Data entries
━━━━

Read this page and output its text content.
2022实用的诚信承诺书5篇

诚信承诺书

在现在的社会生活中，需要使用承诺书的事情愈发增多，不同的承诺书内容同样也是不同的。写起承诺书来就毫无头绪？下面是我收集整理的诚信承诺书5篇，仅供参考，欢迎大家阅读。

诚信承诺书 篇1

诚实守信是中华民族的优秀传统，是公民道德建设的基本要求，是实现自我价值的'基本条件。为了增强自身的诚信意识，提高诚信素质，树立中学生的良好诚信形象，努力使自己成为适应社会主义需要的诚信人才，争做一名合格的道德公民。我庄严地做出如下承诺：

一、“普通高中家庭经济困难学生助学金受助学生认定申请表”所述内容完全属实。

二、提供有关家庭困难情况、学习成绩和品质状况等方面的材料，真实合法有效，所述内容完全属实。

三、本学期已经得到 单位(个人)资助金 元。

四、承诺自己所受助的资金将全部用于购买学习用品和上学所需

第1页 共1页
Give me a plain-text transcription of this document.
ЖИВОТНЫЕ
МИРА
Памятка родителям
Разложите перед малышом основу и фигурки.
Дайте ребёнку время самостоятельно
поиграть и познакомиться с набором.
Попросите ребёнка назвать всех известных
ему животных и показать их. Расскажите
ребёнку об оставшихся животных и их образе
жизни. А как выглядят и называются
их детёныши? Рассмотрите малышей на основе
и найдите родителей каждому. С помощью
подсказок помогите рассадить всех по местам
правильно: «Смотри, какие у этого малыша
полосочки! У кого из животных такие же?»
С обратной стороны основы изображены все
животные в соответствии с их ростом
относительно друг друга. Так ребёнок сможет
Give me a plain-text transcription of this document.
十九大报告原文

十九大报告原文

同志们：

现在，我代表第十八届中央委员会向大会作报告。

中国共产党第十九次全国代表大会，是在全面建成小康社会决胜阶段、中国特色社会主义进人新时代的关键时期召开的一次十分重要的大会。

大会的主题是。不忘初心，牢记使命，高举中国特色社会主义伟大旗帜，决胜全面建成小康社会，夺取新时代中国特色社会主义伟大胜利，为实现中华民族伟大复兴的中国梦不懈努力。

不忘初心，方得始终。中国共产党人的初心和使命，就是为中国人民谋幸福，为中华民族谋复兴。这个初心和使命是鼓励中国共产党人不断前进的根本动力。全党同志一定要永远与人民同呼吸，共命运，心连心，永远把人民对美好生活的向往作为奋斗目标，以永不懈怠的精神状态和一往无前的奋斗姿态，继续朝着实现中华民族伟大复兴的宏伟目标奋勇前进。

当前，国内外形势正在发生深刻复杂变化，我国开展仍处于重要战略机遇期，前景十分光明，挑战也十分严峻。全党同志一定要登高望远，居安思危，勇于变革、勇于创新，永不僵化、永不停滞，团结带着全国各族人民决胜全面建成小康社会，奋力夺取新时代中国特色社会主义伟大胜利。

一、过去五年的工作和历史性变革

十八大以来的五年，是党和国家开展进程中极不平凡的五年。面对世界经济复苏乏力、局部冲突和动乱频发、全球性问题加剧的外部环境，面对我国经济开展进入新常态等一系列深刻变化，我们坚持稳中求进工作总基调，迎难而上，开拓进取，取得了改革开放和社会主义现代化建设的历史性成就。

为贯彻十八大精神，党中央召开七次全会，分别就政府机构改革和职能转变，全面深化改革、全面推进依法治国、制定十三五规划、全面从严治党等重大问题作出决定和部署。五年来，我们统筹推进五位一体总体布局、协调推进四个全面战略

━━━━

-- Your task --
Retype the material in full, character for character.

-- Written solution --
Read this page and output its text content.
2022实用的诚信承诺书5篇

诚信承诺书

在现在的社会生活中，需要使用承诺书的事情愈发增多，不同的承诺书内容同样也是不同的。写起承诺书来就毫无头绪？下面是我收集整理的诚信承诺书5篇，仅供参考，欢迎大家阅读。

诚信承诺书 篇1

诚实守信是中华民族的优秀传统，是公民道德建设的基本要求，是实现自我价值的'基本条件。为了增强自身的诚信意识，提高诚信素质，树立中学生的良好诚信形象，努力使自己成为适应社会主义需要的诚信人才，争做一名合格的道德公民。我庄严地做出如下承诺：

一、“普通高中家庭经济困难学生助学金受助学生认定申请表”所述内容完全属实。

二、提供有关家庭困难情况、学习成绩和品质状况等方面的材料，真实合法有效，所述内容完全属实。

三、本学期已经得到 单位(个人)资助金 元。

四、承诺自己所受助的资金将全部用于购买学习用品和上学所需

第1页 共1页
Give me a plain-text transcription of this document.
ЖИВОТНЫЕ
МИРА
Памятка родителям
Разложите перед малышом основу и фигурки.
Дайте ребёнку время самостоятельно
поиграть и познакомиться с набором.
Попросите ребёнка назвать всех известных
ему животных и показать их. Расскажите
ребёнку об оставшихся животных и их образе
жизни. А как выглядят и называются
их детёныши? Рассмотрите малышей на основе
и найдите родителей каждому. С помощью
подсказок помогите рассадить всех по местам
правильно: «Смотри, какие у этого малыша
полосочки! У кого из животных такие же?»
С обратной стороны основы изображены все
животные в соответствии с их ростом
относительно друг друга. Так ребёнок сможет
Give me a plain-text transcription of this document.
十九大报告原文

十九大报告原文

同志们：

现在，我代表第十八届中央委员会向大会作报告。

中国共产党第十九次全国代表大会，是在全面建成小康社会决胜阶段、中国特色社会主义进人新时代的关键时期召开的一次十分重要的大会。

大会的主题是。不忘初心，牢记使命，高举中国特色社会主义伟大旗帜，决胜全面建成小康社会，夺取新时代中国特色社会主义伟大胜利，为实现中华民族伟大复兴的中国梦不懈努力。

不忘初心，方得始终。中国共产党人的初心和使命，就是为中国人民谋幸福，为中华民族谋复兴。这个初心和使命是鼓励中国共产党人不断前进的根本动力。全党同志一定要永远与人民同呼吸，共命运，心连心，永远把人民对美好生活的向往作为奋斗目标，以永不懈怠的精神状态和一往无前的奋斗姿态，继续朝着实现中华民族伟大复兴的宏伟目标奋勇前进。

当前，国内外形势正在发生深刻复杂变化，我国开展仍处于重要战略机遇期，前景十分光明，挑战也十分严峻。全党同志一定要登高望远，居安思危，勇于变革、勇于创新，永不僵化、永不停滞，团结带着全国各族人民决胜全面建成小康社会，奋力夺取新时代中国特色社会主义伟大胜利。

一、过去五年的工作和历史性变革

十八大以来的五年，是党和国家开展进程中极不平凡的五年。面对世界经济复苏乏力、局部冲突和动乱频发、全球性问题加剧的外部环境，面对我国经济开展进入新常态等一系列深刻变化，我们坚持稳中求进工作总基调，迎难而上，开拓进取，取得了改革开放和社会主义现代化建设的历史性成就。

为贯彻十八大精神，党中央召开七次全会，分别就政府机构改革和职能转变，全面深化改革、全面推进依法治国、制定十三五规划、全面从严治党等重大问题作出决定和部署。五年来，我们统筹推进五位一体总体布局、协调推进四个全面战略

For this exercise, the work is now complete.